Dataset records
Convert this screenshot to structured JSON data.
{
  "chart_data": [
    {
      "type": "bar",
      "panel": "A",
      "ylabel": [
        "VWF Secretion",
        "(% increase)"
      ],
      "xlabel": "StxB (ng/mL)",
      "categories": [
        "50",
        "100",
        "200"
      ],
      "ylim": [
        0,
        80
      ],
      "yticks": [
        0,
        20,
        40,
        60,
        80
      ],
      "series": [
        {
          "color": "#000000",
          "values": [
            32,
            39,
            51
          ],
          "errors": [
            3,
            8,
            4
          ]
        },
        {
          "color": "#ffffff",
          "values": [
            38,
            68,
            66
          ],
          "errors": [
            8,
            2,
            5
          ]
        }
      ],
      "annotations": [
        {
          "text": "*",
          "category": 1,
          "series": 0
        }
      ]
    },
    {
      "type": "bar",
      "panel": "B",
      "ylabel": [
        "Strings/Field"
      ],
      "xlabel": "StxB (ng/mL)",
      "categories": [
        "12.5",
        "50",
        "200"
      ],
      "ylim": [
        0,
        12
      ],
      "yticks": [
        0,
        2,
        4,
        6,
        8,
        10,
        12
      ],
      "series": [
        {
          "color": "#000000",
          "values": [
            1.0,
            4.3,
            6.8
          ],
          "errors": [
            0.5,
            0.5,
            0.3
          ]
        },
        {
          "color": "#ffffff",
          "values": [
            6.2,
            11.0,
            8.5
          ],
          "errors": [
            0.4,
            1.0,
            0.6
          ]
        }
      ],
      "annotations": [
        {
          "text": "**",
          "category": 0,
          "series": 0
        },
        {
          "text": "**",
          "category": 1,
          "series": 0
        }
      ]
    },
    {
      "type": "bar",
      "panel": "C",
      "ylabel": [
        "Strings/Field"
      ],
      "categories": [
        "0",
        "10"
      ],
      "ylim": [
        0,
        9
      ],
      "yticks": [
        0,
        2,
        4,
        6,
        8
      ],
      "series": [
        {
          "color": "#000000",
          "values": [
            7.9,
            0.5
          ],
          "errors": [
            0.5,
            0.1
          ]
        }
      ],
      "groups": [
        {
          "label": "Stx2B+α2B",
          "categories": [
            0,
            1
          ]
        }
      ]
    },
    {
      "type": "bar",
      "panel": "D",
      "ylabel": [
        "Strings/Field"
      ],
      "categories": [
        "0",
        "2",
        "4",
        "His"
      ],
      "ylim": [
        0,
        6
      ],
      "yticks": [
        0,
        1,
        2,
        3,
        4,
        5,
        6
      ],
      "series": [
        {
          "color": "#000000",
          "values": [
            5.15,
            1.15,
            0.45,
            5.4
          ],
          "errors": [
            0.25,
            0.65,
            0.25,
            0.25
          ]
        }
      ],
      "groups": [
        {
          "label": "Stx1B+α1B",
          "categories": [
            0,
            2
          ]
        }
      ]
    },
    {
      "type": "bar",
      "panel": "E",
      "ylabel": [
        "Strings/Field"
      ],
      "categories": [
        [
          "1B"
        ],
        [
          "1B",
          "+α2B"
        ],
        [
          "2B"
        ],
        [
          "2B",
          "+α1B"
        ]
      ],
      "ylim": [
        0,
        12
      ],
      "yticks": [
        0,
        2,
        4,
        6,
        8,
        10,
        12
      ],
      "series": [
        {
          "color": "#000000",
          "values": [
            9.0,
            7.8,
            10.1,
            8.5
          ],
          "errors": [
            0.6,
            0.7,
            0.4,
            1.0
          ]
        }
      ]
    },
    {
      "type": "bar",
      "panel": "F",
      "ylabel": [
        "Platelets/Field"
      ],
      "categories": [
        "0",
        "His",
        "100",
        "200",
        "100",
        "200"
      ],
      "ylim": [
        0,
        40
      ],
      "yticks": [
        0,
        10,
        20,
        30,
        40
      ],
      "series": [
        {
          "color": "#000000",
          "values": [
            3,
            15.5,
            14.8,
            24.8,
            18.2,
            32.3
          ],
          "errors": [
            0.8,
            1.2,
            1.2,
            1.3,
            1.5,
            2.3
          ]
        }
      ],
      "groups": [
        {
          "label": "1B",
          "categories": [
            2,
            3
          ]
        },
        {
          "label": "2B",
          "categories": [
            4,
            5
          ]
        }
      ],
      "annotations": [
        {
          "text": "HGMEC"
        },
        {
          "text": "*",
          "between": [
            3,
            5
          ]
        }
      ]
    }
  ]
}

PROMPT | Write out every entry word for word.

FULL ANSWER |
Convert this screenshot to structured JSON data.
{
  "chart_data": [
    {
      "type": "bar",
      "panel": "A",
      "ylabel": [
        "VWF Secretion",
        "(% increase)"
      ],
      "xlabel": "StxB (ng/mL)",
      "categories": [
        "50",
        "100",
        "200"
      ],
      "ylim": [
        0,
        80
      ],
      "yticks": [
        0,
        20,
        40,
        60,
        80
      ],
      "series": [
        {
          "color": "#000000",
          "values": [
            32,
            39,
            51
          ],
          "errors": [
            3,
            8,
            4
          ]
        },
        {
          "color": "#ffffff",
          "values": [
            38,
            68,
            66
          ],
          "errors": [
            8,
            2,
            5
          ]
        }
      ],
      "annotations": [
        {
          "text": "*",
          "category": 1,
          "series": 0
        }
      ]
    },
    {
      "type": "bar",
      "panel": "B",
      "ylabel": [
        "Strings/Field"
      ],
      "xlabel": "StxB (ng/mL)",
      "categories": [
        "12.5",
        "50",
        "200"
      ],
      "ylim": [
        0,
        12
      ],
      "yticks": [
        0,
        2,
        4,
        6,
        8,
        10,
        12
      ],
      "series": [
        {
          "color": "#000000",
          "values": [
            1.0,
            4.3,
            6.8
          ],
          "errors": [
            0.5,
            0.5,
            0.3
          ]
        },
        {
          "color": "#ffffff",
          "values": [
            6.2,
            11.0,
            8.5
          ],
          "errors": [
            0.4,
            1.0,
            0.6
          ]
        }
      ],
      "annotations": [
        {
          "text": "**",
          "category": 0,
          "series": 0
        },
        {
          "text": "**",
          "category": 1,
          "series": 0
        }
      ]
    },
    {
      "type": "bar",
      "panel": "C",
      "ylabel": [
        "Strings/Field"
      ],
      "categories": [
        "0",
        "10"
      ],
      "ylim": [
        0,
        9
      ],
      "yticks": [
        0,
        2,
        4,
        6,
        8
      ],
      "series": [
        {
          "color": "#000000",
          "values": [
            7.9,
            0.5
          ],
          "errors": [
            0.5,
            0.1
          ]
        }
      ],
      "groups": [
        {
          "label": "Stx2B+α2B",
          "categories": [
            0,
            1
          ]
        }
      ]
    },
    {
      "type": "bar",
      "panel": "D",
      "ylabel": [
        "Strings/Field"
      ],
      "categories": [
        "0",
        "2",
        "4",
        "His"
      ],
      "ylim": [
        0,
        6
      ],
      "yticks": [
        0,
        1,
        2,
        3,
        4,
        5,
        6
      ],
      "series": [
        {
          "color": "#000000",
          "values": [
            5.15,
            1.15,
            0.45,
            5.4
          ],
          "errors": [
            0.25,
            0.65,
            0.25,
            0.25
          ]
        }
      ],
      "groups": [
        {
          "label": "Stx1B+α1B",
          "categories": [
            0,
            2
          ]
        }
      ]
    },
    {
      "type": "bar",
      "panel": "E",
      "ylabel": [
        "Strings/Field"
      ],
      "categories": [
        [
          "1B"
        ],
        [
          "1B",
          "+α2B"
        ],
        [
          "2B"
        ],
        [
          "2B",
          "+α1B"
        ]
      ],
      "ylim": [
        0,
        12
      ],
      "yticks": [
        0,
        2,
        4,
        6,
        8,
        10,
        12
      ],
      "series": [
        {
          "color": "#000000",
          "values": [
            9.0,
            7.8,
            10.1,
            8.5
          ],
          "errors": [
            0.6,
            0.7,
            0.4,
            1.0
          ]
        }
      ]
    },
    {
      "type": "bar",
      "panel": "F",
      "ylabel": [
        "Platelets/Field"
      ],
      "categories": [
        "0",
        "His",
        "100",
        "200",
        "100",
        "200"
      ],
      "ylim": [
        0,
        40
      ],
      "yticks": [
        0,
        10,
        20,
        30,
        40
      ],
      "series": [
        {
          "color": "#000000",
          "values": [
            3,
            15.5,
            14.8,
            24.8,
            18.2,
            32.3
          ],
          "errors": [
            0.8,
            1.2,
            1.2,
            1.3,
            1.5,
            2.3
          ]
        }
      ],
      "groups": [
        {
          "label": "1B",
          "categories": [
            2,
            3
          ]
        },
        {
          "label": "2B",
          "categories": [
            4,
            5
          ]
        }
      ],
      "annotations": [
        {
          "text": "HGMEC"
        },
        {
          "text": "*",
          "between": [
            3,
            5
          ]
        }
      ]
    }
  ]
}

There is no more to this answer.